MATERIAL PROVIDED:

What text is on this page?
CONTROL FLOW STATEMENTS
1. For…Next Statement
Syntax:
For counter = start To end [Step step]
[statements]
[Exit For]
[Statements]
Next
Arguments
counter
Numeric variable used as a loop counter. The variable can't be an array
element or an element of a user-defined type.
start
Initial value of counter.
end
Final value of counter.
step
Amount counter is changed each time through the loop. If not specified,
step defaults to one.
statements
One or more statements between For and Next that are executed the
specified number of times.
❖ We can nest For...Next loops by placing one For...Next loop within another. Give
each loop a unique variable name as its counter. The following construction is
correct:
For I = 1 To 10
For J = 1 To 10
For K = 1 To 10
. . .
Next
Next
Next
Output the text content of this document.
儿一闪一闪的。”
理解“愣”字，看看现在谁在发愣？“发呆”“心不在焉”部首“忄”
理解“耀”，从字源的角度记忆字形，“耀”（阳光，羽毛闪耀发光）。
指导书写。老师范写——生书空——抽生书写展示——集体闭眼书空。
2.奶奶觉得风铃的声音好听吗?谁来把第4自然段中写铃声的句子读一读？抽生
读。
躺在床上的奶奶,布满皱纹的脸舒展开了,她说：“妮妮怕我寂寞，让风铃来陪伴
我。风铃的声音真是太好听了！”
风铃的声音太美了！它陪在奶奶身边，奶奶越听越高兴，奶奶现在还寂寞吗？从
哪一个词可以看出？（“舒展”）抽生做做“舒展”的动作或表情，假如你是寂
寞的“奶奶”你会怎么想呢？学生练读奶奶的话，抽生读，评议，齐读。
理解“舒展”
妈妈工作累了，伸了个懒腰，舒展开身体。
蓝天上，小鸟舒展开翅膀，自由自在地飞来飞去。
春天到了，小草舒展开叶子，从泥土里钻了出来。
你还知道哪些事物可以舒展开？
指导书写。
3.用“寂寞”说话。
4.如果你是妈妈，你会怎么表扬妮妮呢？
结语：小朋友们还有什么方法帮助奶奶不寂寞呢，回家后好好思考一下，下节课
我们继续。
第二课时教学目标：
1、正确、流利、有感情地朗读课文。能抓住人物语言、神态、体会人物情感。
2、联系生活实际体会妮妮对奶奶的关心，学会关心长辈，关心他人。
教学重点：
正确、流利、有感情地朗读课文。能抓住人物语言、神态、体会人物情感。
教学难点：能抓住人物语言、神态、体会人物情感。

TO DO: The records above are to be copied in full, exactly as written.

EXERCISE RESULT:
What text is on this page?
CONTROL FLOW STATEMENTS
1. For…Next Statement
Syntax:
For counter = start To end [Step step]
[statements]
[Exit For]
[Statements]
Next
Arguments
counter
Numeric variable used as a loop counter. The variable can't be an array
element or an element of a user-defined type.
start
Initial value of counter.
end
Final value of counter.
step
Amount counter is changed each time through the loop. If not specified,
step defaults to one.
statements
One or more statements between For and Next that are executed the
specified number of times.
❖ We can nest For...Next loops by placing one For...Next loop within another. Give
each loop a unique variable name as its counter. The following construction is
correct:
For I = 1 To 10
For J = 1 To 10
For K = 1 To 10
. . .
Next
Next
Next
Output the text content of this document.
儿一闪一闪的。”
理解“愣”字，看看现在谁在发愣？“发呆”“心不在焉”部首“忄”
理解“耀”，从字源的角度记忆字形，“耀”（阳光，羽毛闪耀发光）。
指导书写。老师范写——生书空——抽生书写展示——集体闭眼书空。
2.奶奶觉得风铃的声音好听吗?谁来把第4自然段中写铃声的句子读一读？抽生
读。
躺在床上的奶奶,布满皱纹的脸舒展开了,她说：“妮妮怕我寂寞，让风铃来陪伴
我。风铃的声音真是太好听了！”
风铃的声音太美了！它陪在奶奶身边，奶奶越听越高兴，奶奶现在还寂寞吗？从
哪一个词可以看出？（“舒展”）抽生做做“舒展”的动作或表情，假如你是寂
寞的“奶奶”你会怎么想呢？学生练读奶奶的话，抽生读，评议，齐读。
理解“舒展”
妈妈工作累了，伸了个懒腰，舒展开身体。
蓝天上，小鸟舒展开翅膀，自由自在地飞来飞去。
春天到了，小草舒展开叶子，从泥土里钻了出来。
你还知道哪些事物可以舒展开？
指导书写。
3.用“寂寞”说话。
4.如果你是妈妈，你会怎么表扬妮妮呢？
结语：小朋友们还有什么方法帮助奶奶不寂寞呢，回家后好好思考一下，下节课
我们继续。
第二课时教学目标：
1、正确、流利、有感情地朗读课文。能抓住人物语言、神态、体会人物情感。
2、联系生活实际体会妮妮对奶奶的关心，学会关心长辈，关心他人。
教学重点：
正确、流利、有感情地朗读课文。能抓住人物语言、神态、体会人物情感。
教学难点：能抓住人物语言、神态、体会人物情感。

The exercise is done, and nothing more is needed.